Exercise details: Extract the data exactly, missing nothing.

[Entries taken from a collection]
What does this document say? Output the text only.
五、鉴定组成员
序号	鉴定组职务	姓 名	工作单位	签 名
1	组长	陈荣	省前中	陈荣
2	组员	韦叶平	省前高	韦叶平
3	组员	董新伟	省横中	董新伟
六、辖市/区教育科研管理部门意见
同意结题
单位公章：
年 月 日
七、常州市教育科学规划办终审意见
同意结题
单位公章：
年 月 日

Result:
What does this document say? Output the text only.
五、鉴定组成员
序号	鉴定组职务	姓 名	工作单位	签 名
1	组长	陈荣	省前中	陈荣
2	组员	韦叶平	省前高	韦叶平
3	组员	董新伟	省横中	董新伟
六、辖市/区教育科研管理部门意见
同意结题
单位公章：
年 月 日
七、常州市教育科学规划办终审意见
同意结题
单位公章：
年 月 日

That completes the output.